Description of the task: Search the material and gather each line with "using" in it.
═══ Data provided ═══
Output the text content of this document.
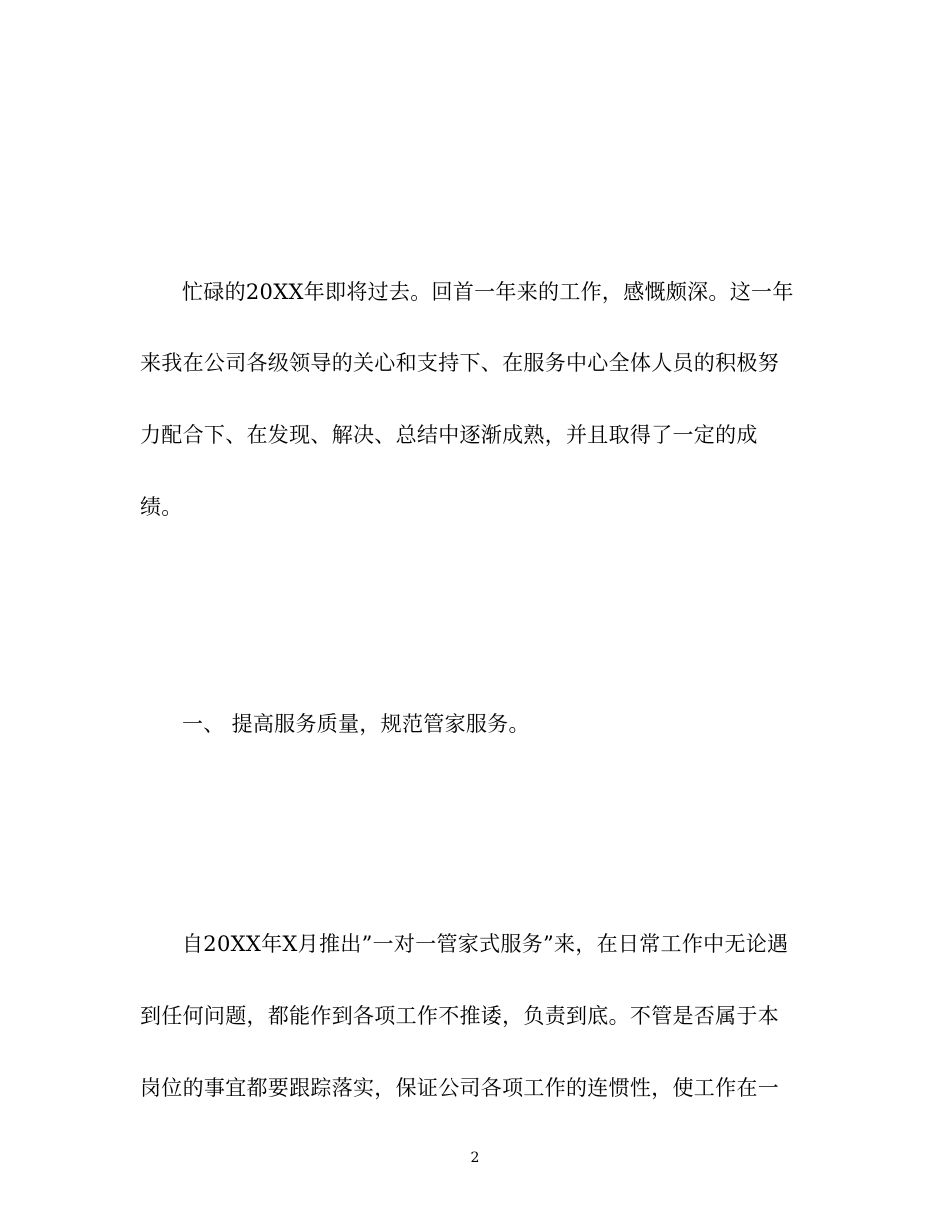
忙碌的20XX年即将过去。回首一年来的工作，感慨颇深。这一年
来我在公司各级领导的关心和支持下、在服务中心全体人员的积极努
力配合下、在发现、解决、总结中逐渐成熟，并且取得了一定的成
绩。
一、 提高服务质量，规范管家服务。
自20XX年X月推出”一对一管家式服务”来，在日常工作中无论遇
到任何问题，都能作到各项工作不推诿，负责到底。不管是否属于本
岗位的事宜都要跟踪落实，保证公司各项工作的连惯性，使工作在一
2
═══
═══ Data provided ═══
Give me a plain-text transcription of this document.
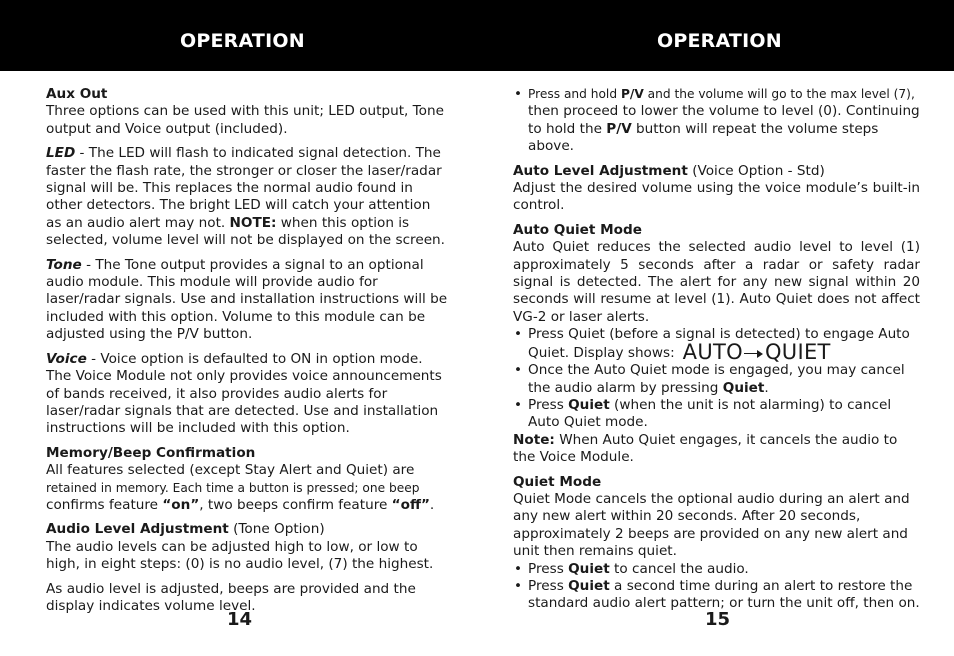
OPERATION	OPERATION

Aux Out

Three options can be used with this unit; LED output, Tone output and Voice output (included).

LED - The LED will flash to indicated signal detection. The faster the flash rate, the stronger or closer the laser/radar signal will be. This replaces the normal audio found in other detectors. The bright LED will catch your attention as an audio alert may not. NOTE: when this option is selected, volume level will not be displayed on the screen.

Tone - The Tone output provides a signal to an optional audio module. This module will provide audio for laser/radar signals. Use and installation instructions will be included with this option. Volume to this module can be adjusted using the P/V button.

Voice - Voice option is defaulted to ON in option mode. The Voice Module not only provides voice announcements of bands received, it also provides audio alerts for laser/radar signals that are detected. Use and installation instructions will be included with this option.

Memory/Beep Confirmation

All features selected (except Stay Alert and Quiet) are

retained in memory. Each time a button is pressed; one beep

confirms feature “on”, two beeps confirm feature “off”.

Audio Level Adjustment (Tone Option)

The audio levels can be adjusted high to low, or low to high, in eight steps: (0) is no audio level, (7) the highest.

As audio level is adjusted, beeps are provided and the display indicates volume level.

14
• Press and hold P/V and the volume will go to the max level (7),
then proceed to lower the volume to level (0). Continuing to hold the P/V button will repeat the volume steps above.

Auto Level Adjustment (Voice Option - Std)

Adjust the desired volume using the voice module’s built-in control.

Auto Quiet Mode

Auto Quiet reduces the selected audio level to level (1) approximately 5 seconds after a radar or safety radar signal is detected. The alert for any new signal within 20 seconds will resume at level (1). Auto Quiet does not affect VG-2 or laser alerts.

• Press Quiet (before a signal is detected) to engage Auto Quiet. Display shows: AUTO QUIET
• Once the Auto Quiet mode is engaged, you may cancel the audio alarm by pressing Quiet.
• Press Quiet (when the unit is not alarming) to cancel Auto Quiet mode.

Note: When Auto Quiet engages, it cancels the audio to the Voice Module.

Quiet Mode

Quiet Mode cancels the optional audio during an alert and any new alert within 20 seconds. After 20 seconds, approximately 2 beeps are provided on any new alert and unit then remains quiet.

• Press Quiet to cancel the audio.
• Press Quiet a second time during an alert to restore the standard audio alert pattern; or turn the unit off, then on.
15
═══
═══ Data provided ═══
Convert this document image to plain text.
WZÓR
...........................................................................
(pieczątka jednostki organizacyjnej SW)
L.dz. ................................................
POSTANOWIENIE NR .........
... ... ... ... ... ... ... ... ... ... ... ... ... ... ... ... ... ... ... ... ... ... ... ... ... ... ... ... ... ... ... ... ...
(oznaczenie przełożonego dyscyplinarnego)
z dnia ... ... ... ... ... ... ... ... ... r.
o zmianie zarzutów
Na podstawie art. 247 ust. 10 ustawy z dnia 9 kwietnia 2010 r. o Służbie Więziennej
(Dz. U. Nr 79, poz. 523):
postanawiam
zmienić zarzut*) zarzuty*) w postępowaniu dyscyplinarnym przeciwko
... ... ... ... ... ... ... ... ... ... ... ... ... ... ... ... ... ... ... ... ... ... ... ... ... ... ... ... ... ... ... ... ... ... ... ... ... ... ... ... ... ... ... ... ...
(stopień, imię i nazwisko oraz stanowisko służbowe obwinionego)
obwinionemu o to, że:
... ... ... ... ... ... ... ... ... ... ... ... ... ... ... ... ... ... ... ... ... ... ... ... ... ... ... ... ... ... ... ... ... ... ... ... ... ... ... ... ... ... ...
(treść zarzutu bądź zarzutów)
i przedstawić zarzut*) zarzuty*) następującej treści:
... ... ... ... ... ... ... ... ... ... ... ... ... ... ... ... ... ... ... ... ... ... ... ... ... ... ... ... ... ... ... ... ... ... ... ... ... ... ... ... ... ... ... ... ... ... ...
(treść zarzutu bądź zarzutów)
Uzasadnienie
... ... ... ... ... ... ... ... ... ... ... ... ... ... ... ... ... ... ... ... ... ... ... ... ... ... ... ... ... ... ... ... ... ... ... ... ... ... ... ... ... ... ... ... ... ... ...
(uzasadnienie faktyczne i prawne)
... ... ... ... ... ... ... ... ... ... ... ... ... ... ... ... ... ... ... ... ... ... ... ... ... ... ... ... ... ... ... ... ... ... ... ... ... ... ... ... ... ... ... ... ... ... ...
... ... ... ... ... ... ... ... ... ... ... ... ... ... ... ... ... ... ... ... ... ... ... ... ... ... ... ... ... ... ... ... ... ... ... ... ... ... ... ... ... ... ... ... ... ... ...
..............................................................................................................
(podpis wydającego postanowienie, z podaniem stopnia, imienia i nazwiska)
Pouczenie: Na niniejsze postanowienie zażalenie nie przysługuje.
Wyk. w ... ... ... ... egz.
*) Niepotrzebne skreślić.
═══
Task response:
Tone - The Tone output provides a signal to an optional audio module. This module will provide audio for laser/radar signals. Use and installation instructions will be included with this option. Volume to this module can be adjusted using the P/V button.
Adjust the desired volume using the voice module’s built-in control.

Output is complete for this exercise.